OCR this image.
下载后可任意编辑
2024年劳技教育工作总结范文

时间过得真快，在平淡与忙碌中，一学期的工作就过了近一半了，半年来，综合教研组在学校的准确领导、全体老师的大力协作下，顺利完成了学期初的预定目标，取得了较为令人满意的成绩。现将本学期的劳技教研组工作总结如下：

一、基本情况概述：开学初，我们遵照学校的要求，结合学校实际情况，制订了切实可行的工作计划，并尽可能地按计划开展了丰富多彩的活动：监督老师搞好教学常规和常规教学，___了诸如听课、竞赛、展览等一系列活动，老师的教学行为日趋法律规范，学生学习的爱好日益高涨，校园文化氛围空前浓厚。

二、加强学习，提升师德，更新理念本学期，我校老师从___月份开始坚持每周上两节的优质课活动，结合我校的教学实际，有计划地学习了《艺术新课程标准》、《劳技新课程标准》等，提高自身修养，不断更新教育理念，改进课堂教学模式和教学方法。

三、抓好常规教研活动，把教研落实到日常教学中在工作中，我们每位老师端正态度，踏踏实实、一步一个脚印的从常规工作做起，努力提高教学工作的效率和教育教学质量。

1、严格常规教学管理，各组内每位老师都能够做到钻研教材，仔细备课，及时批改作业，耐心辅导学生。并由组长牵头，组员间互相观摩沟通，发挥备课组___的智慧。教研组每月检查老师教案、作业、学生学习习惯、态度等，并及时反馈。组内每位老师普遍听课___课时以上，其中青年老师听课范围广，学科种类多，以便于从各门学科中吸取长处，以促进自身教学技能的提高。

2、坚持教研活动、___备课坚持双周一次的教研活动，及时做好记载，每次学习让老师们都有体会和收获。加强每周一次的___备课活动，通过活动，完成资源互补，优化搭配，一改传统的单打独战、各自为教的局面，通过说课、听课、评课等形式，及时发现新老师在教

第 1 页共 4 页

───

## Problem
Recopy the entries above in their entirety, exactly.

## Output
OCR this image.
下载后可任意编辑
2024年劳技教育工作总结范文

时间过得真快，在平淡与忙碌中，一学期的工作就过了近一半了，半年来，综合教研组在学校的准确领导、全体老师的大力协作下，顺利完成了学期初的预定目标，取得了较为令人满意的成绩。现将本学期的劳技教研组工作总结如下：

一、基本情况概述：开学初，我们遵照学校的要求，结合学校实际情况，制订了切实可行的工作计划，并尽可能地按计划开展了丰富多彩的活动：监督老师搞好教学常规和常规教学，___了诸如听课、竞赛、展览等一系列活动，老师的教学行为日趋法律规范，学生学习的爱好日益高涨，校园文化氛围空前浓厚。

二、加强学习，提升师德，更新理念本学期，我校老师从___月份开始坚持每周上两节的优质课活动，结合我校的教学实际，有计划地学习了《艺术新课程标准》、《劳技新课程标准》等，提高自身修养，不断更新教育理念，改进课堂教学模式和教学方法。

三、抓好常规教研活动，把教研落实到日常教学中在工作中，我们每位老师端正态度，踏踏实实、一步一个脚印的从常规工作做起，努力提高教学工作的效率和教育教学质量。

1、严格常规教学管理，各组内每位老师都能够做到钻研教材，仔细备课，及时批改作业，耐心辅导学生。并由组长牵头，组员间互相观摩沟通，发挥备课组___的智慧。教研组每月检查老师教案、作业、学生学习习惯、态度等，并及时反馈。组内每位老师普遍听课___课时以上，其中青年老师听课范围广，学科种类多，以便于从各门学科中吸取长处，以促进自身教学技能的提高。

2、坚持教研活动、___备课坚持双周一次的教研活动，及时做好记载，每次学习让老师们都有体会和收获。加强每周一次的___备课活动，通过活动，完成资源互补，优化搭配，一改传统的单打独战、各自为教的局面，通过说课、听课、评课等形式，及时发现新老师在教

第 1 页共 4 页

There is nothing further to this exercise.